** Given task **
How many lines in the listing below include the word "Christmas"? Answer with the number and nothing else.

** Raw records **
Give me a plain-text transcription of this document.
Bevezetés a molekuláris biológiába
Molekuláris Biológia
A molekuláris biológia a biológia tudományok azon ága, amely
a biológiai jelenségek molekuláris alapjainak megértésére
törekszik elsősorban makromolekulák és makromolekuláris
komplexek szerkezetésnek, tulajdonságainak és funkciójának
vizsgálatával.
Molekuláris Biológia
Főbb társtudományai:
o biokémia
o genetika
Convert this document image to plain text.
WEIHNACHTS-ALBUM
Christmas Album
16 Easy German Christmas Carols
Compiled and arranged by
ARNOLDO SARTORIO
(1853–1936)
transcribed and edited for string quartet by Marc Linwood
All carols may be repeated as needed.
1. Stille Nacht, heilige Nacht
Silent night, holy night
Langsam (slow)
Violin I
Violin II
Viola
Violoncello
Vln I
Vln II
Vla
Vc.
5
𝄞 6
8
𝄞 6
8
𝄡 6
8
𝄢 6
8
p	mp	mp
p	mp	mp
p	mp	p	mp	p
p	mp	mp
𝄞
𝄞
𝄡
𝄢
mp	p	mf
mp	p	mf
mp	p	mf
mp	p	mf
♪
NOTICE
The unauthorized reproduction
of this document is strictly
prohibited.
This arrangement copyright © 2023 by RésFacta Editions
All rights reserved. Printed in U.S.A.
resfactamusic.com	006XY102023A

** Solution to this exercise **
2